### [What is required]
Work out how many lines of the listing hold the string "Whiteboard". Answer with that number alone.
* START *
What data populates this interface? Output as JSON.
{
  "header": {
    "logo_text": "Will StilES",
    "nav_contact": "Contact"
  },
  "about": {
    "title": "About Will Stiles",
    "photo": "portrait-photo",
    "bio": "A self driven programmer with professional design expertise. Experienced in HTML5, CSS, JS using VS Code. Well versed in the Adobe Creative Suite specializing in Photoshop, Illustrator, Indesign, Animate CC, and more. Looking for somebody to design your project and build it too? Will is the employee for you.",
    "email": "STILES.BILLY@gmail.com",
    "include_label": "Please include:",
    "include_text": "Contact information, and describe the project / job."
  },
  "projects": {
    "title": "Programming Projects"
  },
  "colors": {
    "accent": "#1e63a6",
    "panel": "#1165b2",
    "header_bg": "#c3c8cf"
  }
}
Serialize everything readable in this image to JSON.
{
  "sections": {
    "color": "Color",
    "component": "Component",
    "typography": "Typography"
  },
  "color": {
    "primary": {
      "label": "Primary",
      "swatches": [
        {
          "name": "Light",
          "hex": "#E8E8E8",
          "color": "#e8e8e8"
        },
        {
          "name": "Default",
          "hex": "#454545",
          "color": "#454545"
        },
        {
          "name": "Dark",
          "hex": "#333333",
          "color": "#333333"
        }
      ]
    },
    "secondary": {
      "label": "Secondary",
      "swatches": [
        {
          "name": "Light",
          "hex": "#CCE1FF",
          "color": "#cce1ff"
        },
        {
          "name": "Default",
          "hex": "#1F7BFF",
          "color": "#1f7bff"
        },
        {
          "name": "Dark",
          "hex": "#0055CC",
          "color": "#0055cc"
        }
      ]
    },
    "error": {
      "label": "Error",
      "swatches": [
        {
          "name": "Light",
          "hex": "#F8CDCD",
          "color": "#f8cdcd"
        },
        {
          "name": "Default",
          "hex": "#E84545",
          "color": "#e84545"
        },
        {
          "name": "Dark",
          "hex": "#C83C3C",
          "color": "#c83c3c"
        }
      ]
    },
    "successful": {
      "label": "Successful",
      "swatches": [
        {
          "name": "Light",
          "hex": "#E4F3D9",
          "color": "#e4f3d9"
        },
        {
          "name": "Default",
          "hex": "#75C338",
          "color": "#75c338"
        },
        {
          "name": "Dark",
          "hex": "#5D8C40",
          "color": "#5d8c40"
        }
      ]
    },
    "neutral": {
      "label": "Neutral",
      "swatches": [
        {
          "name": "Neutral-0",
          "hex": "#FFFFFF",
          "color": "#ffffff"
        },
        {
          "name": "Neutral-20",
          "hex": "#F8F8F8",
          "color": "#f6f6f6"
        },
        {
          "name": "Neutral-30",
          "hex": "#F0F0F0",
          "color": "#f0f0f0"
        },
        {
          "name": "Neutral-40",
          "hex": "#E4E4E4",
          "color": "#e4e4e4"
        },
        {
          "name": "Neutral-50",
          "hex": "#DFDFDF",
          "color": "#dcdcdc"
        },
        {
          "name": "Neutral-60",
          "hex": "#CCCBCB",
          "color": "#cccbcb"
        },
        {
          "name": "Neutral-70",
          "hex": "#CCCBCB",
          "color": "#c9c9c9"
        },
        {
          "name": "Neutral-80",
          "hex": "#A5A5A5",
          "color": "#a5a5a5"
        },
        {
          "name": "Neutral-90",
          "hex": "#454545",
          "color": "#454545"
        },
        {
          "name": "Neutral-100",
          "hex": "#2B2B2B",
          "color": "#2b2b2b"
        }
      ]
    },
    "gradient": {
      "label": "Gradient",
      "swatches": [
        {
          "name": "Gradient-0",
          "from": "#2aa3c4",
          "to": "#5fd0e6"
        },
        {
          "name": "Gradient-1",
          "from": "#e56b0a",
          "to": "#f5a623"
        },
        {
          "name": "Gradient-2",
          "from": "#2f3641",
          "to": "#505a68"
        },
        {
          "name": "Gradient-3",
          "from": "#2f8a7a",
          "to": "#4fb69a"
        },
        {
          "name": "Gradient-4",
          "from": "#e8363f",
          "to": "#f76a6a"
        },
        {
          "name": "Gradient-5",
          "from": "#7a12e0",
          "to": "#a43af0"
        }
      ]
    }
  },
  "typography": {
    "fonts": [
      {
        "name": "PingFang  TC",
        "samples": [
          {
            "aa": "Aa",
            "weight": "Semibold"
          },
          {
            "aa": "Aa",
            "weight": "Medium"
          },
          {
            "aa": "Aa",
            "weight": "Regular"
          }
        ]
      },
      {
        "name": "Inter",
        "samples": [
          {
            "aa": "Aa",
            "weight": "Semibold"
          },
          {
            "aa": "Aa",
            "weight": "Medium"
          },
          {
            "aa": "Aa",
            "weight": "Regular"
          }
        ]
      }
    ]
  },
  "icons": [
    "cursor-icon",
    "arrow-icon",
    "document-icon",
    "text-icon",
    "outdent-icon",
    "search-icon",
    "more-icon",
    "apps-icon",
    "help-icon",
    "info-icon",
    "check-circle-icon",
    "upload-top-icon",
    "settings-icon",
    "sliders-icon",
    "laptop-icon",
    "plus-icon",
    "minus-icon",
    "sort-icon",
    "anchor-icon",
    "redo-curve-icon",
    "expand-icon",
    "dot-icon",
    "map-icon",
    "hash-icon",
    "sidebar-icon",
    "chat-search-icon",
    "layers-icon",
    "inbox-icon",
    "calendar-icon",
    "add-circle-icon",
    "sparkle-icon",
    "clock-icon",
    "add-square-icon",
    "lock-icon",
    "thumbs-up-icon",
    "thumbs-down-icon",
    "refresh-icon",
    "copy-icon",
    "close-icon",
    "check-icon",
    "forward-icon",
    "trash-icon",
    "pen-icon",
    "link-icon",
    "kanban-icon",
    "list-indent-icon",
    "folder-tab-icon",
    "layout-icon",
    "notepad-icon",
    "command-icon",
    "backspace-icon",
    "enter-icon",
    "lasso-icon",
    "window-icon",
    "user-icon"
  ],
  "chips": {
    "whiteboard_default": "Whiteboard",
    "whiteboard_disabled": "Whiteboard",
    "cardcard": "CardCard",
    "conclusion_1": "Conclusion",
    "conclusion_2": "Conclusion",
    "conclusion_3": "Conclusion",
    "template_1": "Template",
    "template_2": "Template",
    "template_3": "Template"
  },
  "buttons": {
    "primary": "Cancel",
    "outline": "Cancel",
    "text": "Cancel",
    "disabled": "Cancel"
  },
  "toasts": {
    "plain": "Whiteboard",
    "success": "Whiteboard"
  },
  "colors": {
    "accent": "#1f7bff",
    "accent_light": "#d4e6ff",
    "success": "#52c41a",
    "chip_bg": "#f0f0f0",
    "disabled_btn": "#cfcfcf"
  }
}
* END *
### [Full answer]
4